* **Given request**
Write out each line exactly as it stands, please.

>> start

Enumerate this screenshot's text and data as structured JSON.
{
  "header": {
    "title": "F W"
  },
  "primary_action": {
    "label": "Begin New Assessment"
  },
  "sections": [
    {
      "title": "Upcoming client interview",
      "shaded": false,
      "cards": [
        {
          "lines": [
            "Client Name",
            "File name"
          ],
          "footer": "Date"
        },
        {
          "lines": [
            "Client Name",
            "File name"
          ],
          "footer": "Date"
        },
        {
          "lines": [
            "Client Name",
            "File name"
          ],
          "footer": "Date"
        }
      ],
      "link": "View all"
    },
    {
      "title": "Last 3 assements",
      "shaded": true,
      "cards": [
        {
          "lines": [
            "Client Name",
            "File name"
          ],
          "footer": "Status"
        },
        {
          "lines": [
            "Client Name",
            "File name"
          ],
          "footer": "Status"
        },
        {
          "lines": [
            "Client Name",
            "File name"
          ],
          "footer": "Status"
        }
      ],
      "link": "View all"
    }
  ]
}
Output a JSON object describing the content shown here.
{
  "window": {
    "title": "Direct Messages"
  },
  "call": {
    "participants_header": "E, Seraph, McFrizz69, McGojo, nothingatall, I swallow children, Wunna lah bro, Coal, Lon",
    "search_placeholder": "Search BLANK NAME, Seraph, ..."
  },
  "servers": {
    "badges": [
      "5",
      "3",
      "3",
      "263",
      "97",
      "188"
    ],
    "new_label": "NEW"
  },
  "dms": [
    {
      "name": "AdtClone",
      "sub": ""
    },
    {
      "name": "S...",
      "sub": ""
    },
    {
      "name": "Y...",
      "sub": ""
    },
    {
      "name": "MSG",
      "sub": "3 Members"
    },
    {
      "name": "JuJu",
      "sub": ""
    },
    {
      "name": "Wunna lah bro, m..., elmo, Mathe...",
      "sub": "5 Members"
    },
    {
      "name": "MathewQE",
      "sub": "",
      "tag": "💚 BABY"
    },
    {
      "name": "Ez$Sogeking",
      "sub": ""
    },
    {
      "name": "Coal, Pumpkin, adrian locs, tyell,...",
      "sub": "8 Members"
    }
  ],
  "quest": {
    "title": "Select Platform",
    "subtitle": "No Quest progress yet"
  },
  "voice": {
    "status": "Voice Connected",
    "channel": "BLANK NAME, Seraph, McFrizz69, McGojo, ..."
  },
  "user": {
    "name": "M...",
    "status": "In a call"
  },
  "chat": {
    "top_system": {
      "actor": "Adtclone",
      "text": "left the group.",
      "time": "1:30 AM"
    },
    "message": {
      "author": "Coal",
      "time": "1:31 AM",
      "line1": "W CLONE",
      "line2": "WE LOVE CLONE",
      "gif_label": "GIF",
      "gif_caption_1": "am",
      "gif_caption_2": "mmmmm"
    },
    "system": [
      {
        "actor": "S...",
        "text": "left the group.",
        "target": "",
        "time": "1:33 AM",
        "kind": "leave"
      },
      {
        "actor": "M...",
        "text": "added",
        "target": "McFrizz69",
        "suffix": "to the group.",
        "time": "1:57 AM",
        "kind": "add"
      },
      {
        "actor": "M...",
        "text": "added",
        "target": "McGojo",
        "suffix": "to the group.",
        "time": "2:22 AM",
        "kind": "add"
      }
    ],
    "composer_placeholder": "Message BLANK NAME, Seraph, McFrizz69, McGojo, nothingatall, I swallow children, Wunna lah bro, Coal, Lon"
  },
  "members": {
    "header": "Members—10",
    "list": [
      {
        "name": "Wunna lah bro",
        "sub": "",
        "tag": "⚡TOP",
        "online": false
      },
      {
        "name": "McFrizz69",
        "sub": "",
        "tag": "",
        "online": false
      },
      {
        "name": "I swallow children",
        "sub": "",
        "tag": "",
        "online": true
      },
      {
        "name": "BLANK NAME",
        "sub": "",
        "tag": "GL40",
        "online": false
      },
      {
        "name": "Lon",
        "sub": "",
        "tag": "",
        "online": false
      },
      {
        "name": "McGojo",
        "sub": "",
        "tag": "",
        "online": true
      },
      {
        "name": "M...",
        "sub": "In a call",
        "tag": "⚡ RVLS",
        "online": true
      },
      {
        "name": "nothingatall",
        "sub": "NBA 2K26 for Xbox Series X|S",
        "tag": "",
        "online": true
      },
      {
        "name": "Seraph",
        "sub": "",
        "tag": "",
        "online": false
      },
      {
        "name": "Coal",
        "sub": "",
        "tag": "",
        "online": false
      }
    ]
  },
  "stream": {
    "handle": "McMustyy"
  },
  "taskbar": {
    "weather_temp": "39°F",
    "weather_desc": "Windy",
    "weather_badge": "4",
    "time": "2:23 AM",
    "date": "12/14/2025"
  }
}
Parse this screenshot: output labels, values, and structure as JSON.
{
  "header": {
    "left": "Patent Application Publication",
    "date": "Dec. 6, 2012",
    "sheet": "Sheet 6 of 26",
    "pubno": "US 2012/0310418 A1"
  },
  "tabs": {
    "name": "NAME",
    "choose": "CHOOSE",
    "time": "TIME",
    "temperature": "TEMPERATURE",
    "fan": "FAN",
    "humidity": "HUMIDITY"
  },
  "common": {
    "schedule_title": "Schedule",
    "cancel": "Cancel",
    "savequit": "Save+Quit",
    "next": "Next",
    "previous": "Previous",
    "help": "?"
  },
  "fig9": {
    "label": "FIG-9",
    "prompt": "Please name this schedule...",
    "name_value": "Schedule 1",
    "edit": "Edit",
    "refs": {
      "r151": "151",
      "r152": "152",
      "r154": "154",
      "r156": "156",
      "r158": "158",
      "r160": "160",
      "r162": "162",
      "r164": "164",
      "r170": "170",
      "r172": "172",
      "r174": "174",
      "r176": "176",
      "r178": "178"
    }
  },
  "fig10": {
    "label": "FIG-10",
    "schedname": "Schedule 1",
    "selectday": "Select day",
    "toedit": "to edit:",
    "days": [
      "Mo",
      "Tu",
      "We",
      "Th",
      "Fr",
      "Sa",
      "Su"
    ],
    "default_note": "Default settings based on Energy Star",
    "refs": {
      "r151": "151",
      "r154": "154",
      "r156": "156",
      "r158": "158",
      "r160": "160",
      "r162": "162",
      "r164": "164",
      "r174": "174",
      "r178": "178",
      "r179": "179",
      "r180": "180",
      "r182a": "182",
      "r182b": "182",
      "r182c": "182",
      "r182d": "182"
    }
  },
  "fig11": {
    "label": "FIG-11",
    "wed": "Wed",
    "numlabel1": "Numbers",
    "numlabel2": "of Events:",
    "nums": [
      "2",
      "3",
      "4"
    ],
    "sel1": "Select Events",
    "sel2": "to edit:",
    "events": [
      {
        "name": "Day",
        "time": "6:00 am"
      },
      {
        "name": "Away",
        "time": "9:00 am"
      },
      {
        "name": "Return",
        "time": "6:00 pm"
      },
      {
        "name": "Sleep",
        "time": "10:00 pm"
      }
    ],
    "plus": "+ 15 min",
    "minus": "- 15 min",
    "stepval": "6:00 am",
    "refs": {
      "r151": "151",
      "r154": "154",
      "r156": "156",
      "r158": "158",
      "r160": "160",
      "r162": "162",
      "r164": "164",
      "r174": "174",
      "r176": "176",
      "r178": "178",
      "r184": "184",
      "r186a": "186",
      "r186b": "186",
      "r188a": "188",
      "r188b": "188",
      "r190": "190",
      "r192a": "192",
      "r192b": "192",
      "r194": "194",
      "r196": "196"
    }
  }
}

>> end

* **Output for this task**
Enumerate this screenshot's text and data as structured JSON.
{
  "header": {
    "title": "F W"
  },
  "primary_action": {
    "label": "Begin New Assessment"
  },
  "sections": [
    {
      "title": "Upcoming client interview",
      "shaded": false,
      "cards": [
        {
          "lines": [
            "Client Name",
            "File name"
          ],
          "footer": "Date"
        },
        {
          "lines": [
            "Client Name",
            "File name"
          ],
          "footer": "Date"
        },
        {
          "lines": [
            "Client Name",
            "File name"
          ],
          "footer": "Date"
        }
      ],
      "link": "View all"
    },
    {
      "title": "Last 3 assements",
      "shaded": true,
      "cards": [
        {
          "lines": [
            "Client Name",
            "File name"
          ],
          "footer": "Status"
        },
        {
          "lines": [
            "Client Name",
            "File name"
          ],
          "footer": "Status"
        },
        {
          "lines": [
            "Client Name",
            "File name"
          ],
          "footer": "Status"
        }
      ],
      "link": "View all"
    }
  ]
}
Output a JSON object describing the content shown here.
{
  "window": {
    "title": "Direct Messages"
  },
  "call": {
    "participants_header": "E, Seraph, McFrizz69, McGojo, nothingatall, I swallow children, Wunna lah bro, Coal, Lon",
    "search_placeholder": "Search BLANK NAME, Seraph, ..."
  },
  "servers": {
    "badges": [
      "5",
      "3",
      "3",
      "263",
      "97",
      "188"
    ],
    "new_label": "NEW"
  },
  "dms": [
    {
      "name": "AdtClone",
      "sub": ""
    },
    {
      "name": "S...",
      "sub": ""
    },
    {
      "name": "Y...",
      "sub": ""
    },
    {
      "name": "MSG",
      "sub": "3 Members"
    },
    {
      "name": "JuJu",
      "sub": ""
    },
    {
      "name": "Wunna lah bro, m..., elmo, Mathe...",
      "sub": "5 Members"
    },
    {
      "name": "MathewQE",
      "sub": "",
      "tag": "💚 BABY"
    },
    {
      "name": "Ez$Sogeking",
      "sub": ""
    },
    {
      "name": "Coal, Pumpkin, adrian locs, tyell,...",
      "sub": "8 Members"
    }
  ],
  "quest": {
    "title": "Select Platform",
    "subtitle": "No Quest progress yet"
  },
  "voice": {
    "status": "Voice Connected",
    "channel": "BLANK NAME, Seraph, McFrizz69, McGojo, ..."
  },
  "user": {
    "name": "M...",
    "status": "In a call"
  },
  "chat": {
    "top_system": {
      "actor": "Adtclone",
      "text": "left the group.",
      "time": "1:30 AM"
    },
    "message": {
      "author": "Coal",
      "time": "1:31 AM",
      "line1": "W CLONE",
      "line2": "WE LOVE CLONE",
      "gif_label": "GIF",
      "gif_caption_1": "am",
      "gif_caption_2": "mmmmm"
    },
    "system": [
      {
        "actor": "S...",
        "text": "left the group.",
        "target": "",
        "time": "1:33 AM",
        "kind": "leave"
      },
      {
        "actor": "M...",
        "text": "added",
        "target": "McFrizz69",
        "suffix": "to the group.",
        "time": "1:57 AM",
        "kind": "add"
      },
      {
        "actor": "M...",
        "text": "added",
        "target": "McGojo",
        "suffix": "to the group.",
        "time": "2:22 AM",
        "kind": "add"
      }
    ],
    "composer_placeholder": "Message BLANK NAME, Seraph, McFrizz69, McGojo, nothingatall, I swallow children, Wunna lah bro, Coal, Lon"
  },
  "members": {
    "header": "Members—10",
    "list": [
      {
        "name": "Wunna lah bro",
        "sub": "",
        "tag": "⚡TOP",
        "online": false
      },
      {
        "name": "McFrizz69",
        "sub": "",
        "tag": "",
        "online": false
      },
      {
        "name": "I swallow children",
        "sub": "",
        "tag": "",
        "online": true
      },
      {
        "name": "BLANK NAME",
        "sub": "",
        "tag": "GL40",
        "online": false
      },
      {
        "name": "Lon",
        "sub": "",
        "tag": "",
        "online": false
      },
      {
        "name": "McGojo",
        "sub": "",
        "tag": "",
        "online": true
      },
      {
        "name": "M...",
        "sub": "In a call",
        "tag": "⚡ RVLS",
        "online": true
      },
      {
        "name": "nothingatall",
        "sub": "NBA 2K26 for Xbox Series X|S",
        "tag": "",
        "online": true
      },
      {
        "name": "Seraph",
        "sub": "",
        "tag": "",
        "online": false
      },
      {
        "name": "Coal",
        "sub": "",
        "tag": "",
        "online": false
      }
    ]
  },
  "stream": {
    "handle": "McMustyy"
  },
  "taskbar": {
    "weather_temp": "39°F",
    "weather_desc": "Windy",
    "weather_badge": "4",
    "time": "2:23 AM",
    "date": "12/14/2025"
  }
}
Parse this screenshot: output labels, values, and structure as JSON.
{
  "header": {
    "left": "Patent Application Publication",
    "date": "Dec. 6, 2012",
    "sheet": "Sheet 6 of 26",
    "pubno": "US 2012/0310418 A1"
  },
  "tabs": {
    "name": "NAME",
    "choose": "CHOOSE",
    "time": "TIME",
    "temperature": "TEMPERATURE",
    "fan": "FAN",
    "humidity": "HUMIDITY"
  },
  "common": {
    "schedule_title": "Schedule",
    "cancel": "Cancel",
    "savequit": "Save+Quit",
    "next": "Next",
    "previous": "Previous",
    "help": "?"
  },
  "fig9": {
    "label": "FIG-9",
    "prompt": "Please name this schedule...",
    "name_value": "Schedule 1",
    "edit": "Edit",
    "refs": {
      "r151": "151",
      "r152": "152",
      "r154": "154",
      "r156": "156",
      "r158": "158",
      "r160": "160",
      "r162": "162",
      "r164": "164",
      "r170": "170",
      "r172": "172",
      "r174": "174",
      "r176": "176",
      "r178": "178"
    }
  },
  "fig10": {
    "label": "FIG-10",
    "schedname": "Schedule 1",
    "selectday": "Select day",
    "toedit": "to edit:",
    "days": [
      "Mo",
      "Tu",
      "We",
      "Th",
      "Fr",
      "Sa",
      "Su"
    ],
    "default_note": "Default settings based on Energy Star",
    "refs": {
      "r151": "151",
      "r154": "154",
      "r156": "156",
      "r158": "158",
      "r160": "160",
      "r162": "162",
      "r164": "164",
      "r174": "174",
      "r178": "178",
      "r179": "179",
      "r180": "180",
      "r182a": "182",
      "r182b": "182",
      "r182c": "182",
      "r182d": "182"
    }
  },
  "fig11": {
    "label": "FIG-11",
    "wed": "Wed",
    "numlabel1": "Numbers",
    "numlabel2": "of Events:",
    "nums": [
      "2",
      "3",
      "4"
    ],
    "sel1": "Select Events",
    "sel2": "to edit:",
    "events": [
      {
        "name": "Day",
        "time": "6:00 am"
      },
      {
        "name": "Away",
        "time": "9:00 am"
      },
      {
        "name": "Return",
        "time": "6:00 pm"
      },
      {
        "name": "Sleep",
        "time": "10:00 pm"
      }
    ],
    "plus": "+ 15 min",
    "minus": "- 15 min",
    "stepval": "6:00 am",
    "refs": {
      "r151": "151",
      "r154": "154",
      "r156": "156",
      "r158": "158",
      "r160": "160",
      "r162": "162",
      "r164": "164",
      "r174": "174",
      "r176": "176",
      "r178": "178",
      "r184": "184",
      "r186a": "186",
      "r186b": "186",
      "r188a": "188",
      "r188b": "188",
      "r190": "190",
      "r192a": "192",
      "r192b": "192",
      "r194": "194",
      "r196": "196"
    }
  }
}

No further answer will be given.